------ LISTING

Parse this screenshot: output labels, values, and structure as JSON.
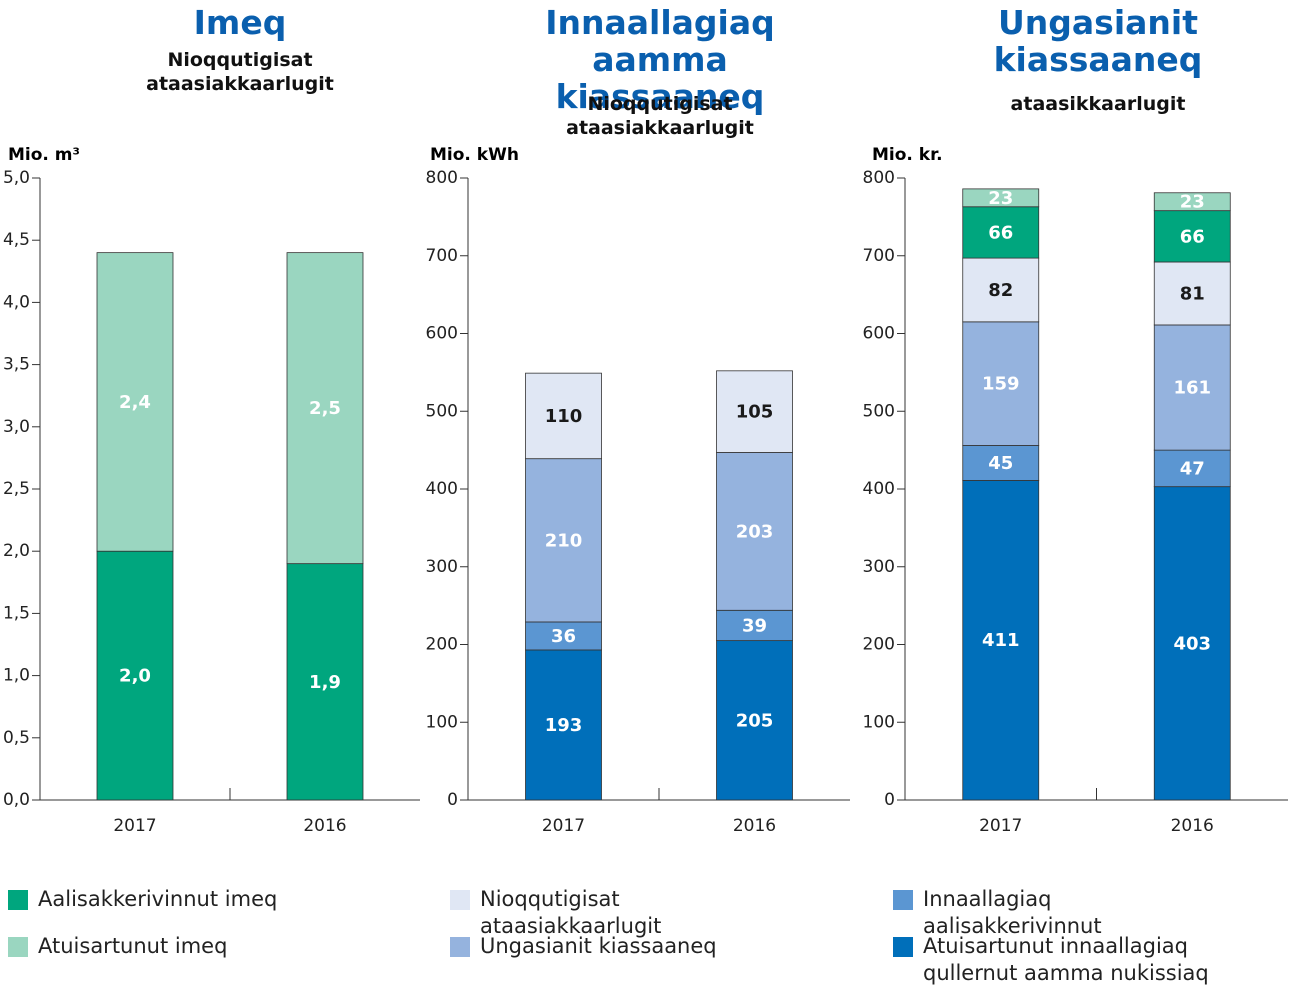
{
  "chart_data": [
    {
      "type": "bar",
      "stacked": true,
      "title": "Imeq",
      "subtitle": "Nioqqutigisat ataasiakkaarlugit",
      "ylabel": "Mio. m³",
      "categories": [
        "2017",
        "2016"
      ],
      "series": [
        {
          "name": "Aalisakkerivinnut imeq",
          "color": "#00a67e",
          "values": [
            2.0,
            1.9
          ],
          "value_labels": [
            "2,0",
            "1,9"
          ]
        },
        {
          "name": "Atuisartunut imeq",
          "color": "#9ad6c0",
          "values": [
            2.4,
            2.5
          ],
          "value_labels": [
            "2,4",
            "2,5"
          ]
        }
      ],
      "ylim": [
        0,
        5
      ],
      "yticks": [
        {
          "value": 0,
          "label": "0,0"
        },
        {
          "value": 0.5,
          "label": "0,5"
        },
        {
          "value": 1,
          "label": "1,0"
        },
        {
          "value": 1.5,
          "label": "1,5"
        },
        {
          "value": 2,
          "label": "2,0"
        },
        {
          "value": 2.5,
          "label": "2,5"
        },
        {
          "value": 3,
          "label": "3,0"
        },
        {
          "value": 3.5,
          "label": "3,5"
        },
        {
          "value": 4,
          "label": "4,0"
        },
        {
          "value": 4.5,
          "label": "4,5"
        },
        {
          "value": 5,
          "label": "5,0"
        }
      ]
    },
    {
      "type": "bar",
      "stacked": true,
      "title": "Innaallagiaq aamma kiassaaneq",
      "subtitle": "Nioqqutigisat ataasiakkaarlugit",
      "ylabel": "Mio. kWh",
      "categories": [
        "2017",
        "2016"
      ],
      "series": [
        {
          "name": "Atuisartunut innaallagiaq qullernut aamma nukissiaq",
          "color": "#006fba",
          "values": [
            193,
            205
          ]
        },
        {
          "name": "Innaallagiaq aalisakkerivinnut",
          "color": "#5b96d2",
          "values": [
            36,
            39
          ]
        },
        {
          "name": "Ungasianit kiassaaneq",
          "color": "#95b3de",
          "values": [
            210,
            203
          ]
        },
        {
          "name": "Nioqqutigisat ataasiakkaarlugit",
          "color": "#e0e7f4",
          "values": [
            110,
            105
          ]
        }
      ],
      "ylim": [
        0,
        800
      ],
      "yticks": [
        0,
        100,
        200,
        300,
        400,
        500,
        600,
        700,
        800
      ]
    },
    {
      "type": "bar",
      "stacked": true,
      "title": "Ungasianit kiassaaneq",
      "subtitle": "ataasikkaarlugit",
      "ylabel": "Mio. kr.",
      "categories": [
        "2017",
        "2016"
      ],
      "series": [
        {
          "name": "Atuisartunut innaallagiaq qullernut aamma nukissiaq",
          "color": "#006fba",
          "values": [
            411,
            403
          ]
        },
        {
          "name": "Innaallagiaq aalisakkerivinnut",
          "color": "#5b96d2",
          "values": [
            45,
            47
          ]
        },
        {
          "name": "Ungasianit kiassaaneq",
          "color": "#95b3de",
          "values": [
            159,
            161
          ]
        },
        {
          "name": "Nioqqutigisat ataasiakkaarlugit",
          "color": "#e0e7f4",
          "values": [
            82,
            81
          ]
        },
        {
          "name": "Aalisakkerivinnut imeq",
          "color": "#00a67e",
          "values": [
            66,
            66
          ]
        },
        {
          "name": "Atuisartunut imeq",
          "color": "#9ad6c0",
          "values": [
            23,
            23
          ]
        }
      ],
      "ylim": [
        0,
        800
      ],
      "yticks": [
        0,
        100,
        200,
        300,
        400,
        500,
        600,
        700,
        800
      ]
    }
  ]
}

------------

→ **WHAT YOU ARE ASKED TO DO**
Write out each entry exactly as given, omitting any picture.

→ **FULL ANSWER**
Parse this screenshot: output labels, values, and structure as JSON.
{
  "chart_data": [
    {
      "type": "bar",
      "stacked": true,
      "title": "Imeq",
      "subtitle": "Nioqqutigisat ataasiakkaarlugit",
      "ylabel": "Mio. m³",
      "categories": [
        "2017",
        "2016"
      ],
      "series": [
        {
          "name": "Aalisakkerivinnut imeq",
          "color": "#00a67e",
          "values": [
            2.0,
            1.9
          ],
          "value_labels": [
            "2,0",
            "1,9"
          ]
        },
        {
          "name": "Atuisartunut imeq",
          "color": "#9ad6c0",
          "values": [
            2.4,
            2.5
          ],
          "value_labels": [
            "2,4",
            "2,5"
          ]
        }
      ],
      "ylim": [
        0,
        5
      ],
      "yticks": [
        {
          "value": 0,
          "label": "0,0"
        },
        {
          "value": 0.5,
          "label": "0,5"
        },
        {
          "value": 1,
          "label": "1,0"
        },
        {
          "value": 1.5,
          "label": "1,5"
        },
        {
          "value": 2,
          "label": "2,0"
        },
        {
          "value": 2.5,
          "label": "2,5"
        },
        {
          "value": 3,
          "label": "3,0"
        },
        {
          "value": 3.5,
          "label": "3,5"
        },
        {
          "value": 4,
          "label": "4,0"
        },
        {
          "value": 4.5,
          "label": "4,5"
        },
        {
          "value": 5,
          "label": "5,0"
        }
      ]
    },
    {
      "type": "bar",
      "stacked": true,
      "title": "Innaallagiaq aamma kiassaaneq",
      "subtitle": "Nioqqutigisat ataasiakkaarlugit",
      "ylabel": "Mio. kWh",
      "categories": [
        "2017",
        "2016"
      ],
      "series": [
        {
          "name": "Atuisartunut innaallagiaq qullernut aamma nukissiaq",
          "color": "#006fba",
          "values": [
            193,
            205
          ]
        },
        {
          "name": "Innaallagiaq aalisakkerivinnut",
          "color": "#5b96d2",
          "values": [
            36,
            39
          ]
        },
        {
          "name": "Ungasianit kiassaaneq",
          "color": "#95b3de",
          "values": [
            210,
            203
          ]
        },
        {
          "name": "Nioqqutigisat ataasiakkaarlugit",
          "color": "#e0e7f4",
          "values": [
            110,
            105
          ]
        }
      ],
      "ylim": [
        0,
        800
      ],
      "yticks": [
        0,
        100,
        200,
        300,
        400,
        500,
        600,
        700,
        800
      ]
    },
    {
      "type": "bar",
      "stacked": true,
      "title": "Ungasianit kiassaaneq",
      "subtitle": "ataasikkaarlugit",
      "ylabel": "Mio. kr.",
      "categories": [
        "2017",
        "2016"
      ],
      "series": [
        {
          "name": "Atuisartunut innaallagiaq qullernut aamma nukissiaq",
          "color": "#006fba",
          "values": [
            411,
            403
          ]
        },
        {
          "name": "Innaallagiaq aalisakkerivinnut",
          "color": "#5b96d2",
          "values": [
            45,
            47
          ]
        },
        {
          "name": "Ungasianit kiassaaneq",
          "color": "#95b3de",
          "values": [
            159,
            161
          ]
        },
        {
          "name": "Nioqqutigisat ataasiakkaarlugit",
          "color": "#e0e7f4",
          "values": [
            82,
            81
          ]
        },
        {
          "name": "Aalisakkerivinnut imeq",
          "color": "#00a67e",
          "values": [
            66,
            66
          ]
        },
        {
          "name": "Atuisartunut imeq",
          "color": "#9ad6c0",
          "values": [
            23,
            23
          ]
        }
      ],
      "ylim": [
        0,
        800
      ],
      "yticks": [
        0,
        100,
        200,
        300,
        400,
        500,
        600,
        700,
        800
      ]
    }
  ]
}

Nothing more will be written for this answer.